> _TASK REQUIREMENTS_
Write out the records again, exactly, leaving none out.

[start SUPPLIED RECORDS]

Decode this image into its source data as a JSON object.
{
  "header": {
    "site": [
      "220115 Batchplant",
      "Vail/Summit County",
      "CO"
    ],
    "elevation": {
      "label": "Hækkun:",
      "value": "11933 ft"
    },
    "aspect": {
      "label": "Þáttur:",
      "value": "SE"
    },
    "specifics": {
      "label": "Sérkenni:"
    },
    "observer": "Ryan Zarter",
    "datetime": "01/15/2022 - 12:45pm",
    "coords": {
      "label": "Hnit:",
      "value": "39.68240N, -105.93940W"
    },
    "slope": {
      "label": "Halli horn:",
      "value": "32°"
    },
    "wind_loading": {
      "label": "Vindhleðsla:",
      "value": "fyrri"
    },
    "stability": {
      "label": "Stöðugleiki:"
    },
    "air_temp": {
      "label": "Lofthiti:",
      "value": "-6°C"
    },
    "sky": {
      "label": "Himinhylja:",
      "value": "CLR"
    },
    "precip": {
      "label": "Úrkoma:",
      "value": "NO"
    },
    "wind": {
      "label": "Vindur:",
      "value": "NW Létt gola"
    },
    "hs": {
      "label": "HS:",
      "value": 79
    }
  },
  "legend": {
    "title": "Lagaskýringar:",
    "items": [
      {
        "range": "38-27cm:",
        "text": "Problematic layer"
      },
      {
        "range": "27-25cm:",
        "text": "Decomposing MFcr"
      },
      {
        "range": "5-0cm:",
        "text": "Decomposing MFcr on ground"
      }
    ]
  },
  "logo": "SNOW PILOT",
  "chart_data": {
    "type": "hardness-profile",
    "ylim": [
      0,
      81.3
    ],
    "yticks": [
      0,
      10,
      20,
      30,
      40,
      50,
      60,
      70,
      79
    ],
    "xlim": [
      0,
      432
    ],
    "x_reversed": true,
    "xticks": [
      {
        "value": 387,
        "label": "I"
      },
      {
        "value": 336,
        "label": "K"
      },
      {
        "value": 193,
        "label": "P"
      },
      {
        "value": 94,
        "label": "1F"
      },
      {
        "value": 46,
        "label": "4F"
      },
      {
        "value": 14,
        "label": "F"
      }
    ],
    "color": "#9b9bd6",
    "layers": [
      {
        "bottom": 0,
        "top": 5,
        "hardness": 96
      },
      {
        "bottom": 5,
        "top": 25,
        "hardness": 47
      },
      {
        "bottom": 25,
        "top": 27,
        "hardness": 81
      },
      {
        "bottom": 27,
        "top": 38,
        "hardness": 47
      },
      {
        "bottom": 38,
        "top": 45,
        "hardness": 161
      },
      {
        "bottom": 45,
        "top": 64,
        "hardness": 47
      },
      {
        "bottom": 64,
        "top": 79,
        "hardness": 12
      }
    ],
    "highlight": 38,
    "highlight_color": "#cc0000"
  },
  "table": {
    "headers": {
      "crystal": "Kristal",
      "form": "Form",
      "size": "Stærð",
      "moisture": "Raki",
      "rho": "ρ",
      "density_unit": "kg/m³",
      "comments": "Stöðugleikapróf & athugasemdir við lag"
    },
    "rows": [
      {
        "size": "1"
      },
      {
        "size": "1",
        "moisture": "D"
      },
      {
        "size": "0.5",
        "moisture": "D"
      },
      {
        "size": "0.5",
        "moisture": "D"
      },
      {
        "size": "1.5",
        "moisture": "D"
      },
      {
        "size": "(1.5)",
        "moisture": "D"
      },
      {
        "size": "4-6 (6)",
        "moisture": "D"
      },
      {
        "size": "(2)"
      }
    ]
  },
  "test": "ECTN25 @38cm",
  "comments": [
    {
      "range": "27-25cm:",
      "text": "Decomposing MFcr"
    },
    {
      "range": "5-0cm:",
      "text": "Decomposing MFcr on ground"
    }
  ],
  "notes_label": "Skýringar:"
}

[end SUPPLIED RECORDS]

> _TASK RESPONSE_
Decode this image into its source data as a JSON object.
{
  "header": {
    "site": [
      "220115 Batchplant",
      "Vail/Summit County",
      "CO"
    ],
    "elevation": {
      "label": "Hækkun:",
      "value": "11933 ft"
    },
    "aspect": {
      "label": "Þáttur:",
      "value": "SE"
    },
    "specifics": {
      "label": "Sérkenni:"
    },
    "observer": "Ryan Zarter",
    "datetime": "01/15/2022 - 12:45pm",
    "coords": {
      "label": "Hnit:",
      "value": "39.68240N, -105.93940W"
    },
    "slope": {
      "label": "Halli horn:",
      "value": "32°"
    },
    "wind_loading": {
      "label": "Vindhleðsla:",
      "value": "fyrri"
    },
    "stability": {
      "label": "Stöðugleiki:"
    },
    "air_temp": {
      "label": "Lofthiti:",
      "value": "-6°C"
    },
    "sky": {
      "label": "Himinhylja:",
      "value": "CLR"
    },
    "precip": {
      "label": "Úrkoma:",
      "value": "NO"
    },
    "wind": {
      "label": "Vindur:",
      "value": "NW Létt gola"
    },
    "hs": {
      "label": "HS:",
      "value": 79
    }
  },
  "legend": {
    "title": "Lagaskýringar:",
    "items": [
      {
        "range": "38-27cm:",
        "text": "Problematic layer"
      },
      {
        "range": "27-25cm:",
        "text": "Decomposing MFcr"
      },
      {
        "range": "5-0cm:",
        "text": "Decomposing MFcr on ground"
      }
    ]
  },
  "logo": "SNOW PILOT",
  "chart_data": {
    "type": "hardness-profile",
    "ylim": [
      0,
      81.3
    ],
    "yticks": [
      0,
      10,
      20,
      30,
      40,
      50,
      60,
      70,
      79
    ],
    "xlim": [
      0,
      432
    ],
    "x_reversed": true,
    "xticks": [
      {
        "value": 387,
        "label": "I"
      },
      {
        "value": 336,
        "label": "K"
      },
      {
        "value": 193,
        "label": "P"
      },
      {
        "value": 94,
        "label": "1F"
      },
      {
        "value": 46,
        "label": "4F"
      },
      {
        "value": 14,
        "label": "F"
      }
    ],
    "color": "#9b9bd6",
    "layers": [
      {
        "bottom": 0,
        "top": 5,
        "hardness": 96
      },
      {
        "bottom": 5,
        "top": 25,
        "hardness": 47
      },
      {
        "bottom": 25,
        "top": 27,
        "hardness": 81
      },
      {
        "bottom": 27,
        "top": 38,
        "hardness": 47
      },
      {
        "bottom": 38,
        "top": 45,
        "hardness": 161
      },
      {
        "bottom": 45,
        "top": 64,
        "hardness": 47
      },
      {
        "bottom": 64,
        "top": 79,
        "hardness": 12
      }
    ],
    "highlight": 38,
    "highlight_color": "#cc0000"
  },
  "table": {
    "headers": {
      "crystal": "Kristal",
      "form": "Form",
      "size": "Stærð",
      "moisture": "Raki",
      "rho": "ρ",
      "density_unit": "kg/m³",
      "comments": "Stöðugleikapróf & athugasemdir við lag"
    },
    "rows": [
      {
        "size": "1"
      },
      {
        "size": "1",
        "moisture": "D"
      },
      {
        "size": "0.5",
        "moisture": "D"
      },
      {
        "size": "0.5",
        "moisture": "D"
      },
      {
        "size": "1.5",
        "moisture": "D"
      },
      {
        "size": "(1.5)",
        "moisture": "D"
      },
      {
        "size": "4-6 (6)",
        "moisture": "D"
      },
      {
        "size": "(2)"
      }
    ]
  },
  "test": "ECTN25 @38cm",
  "comments": [
    {
      "range": "27-25cm:",
      "text": "Decomposing MFcr"
    },
    {
      "range": "5-0cm:",
      "text": "Decomposing MFcr on ground"
    }
  ],
  "notes_label": "Skýringar:"
}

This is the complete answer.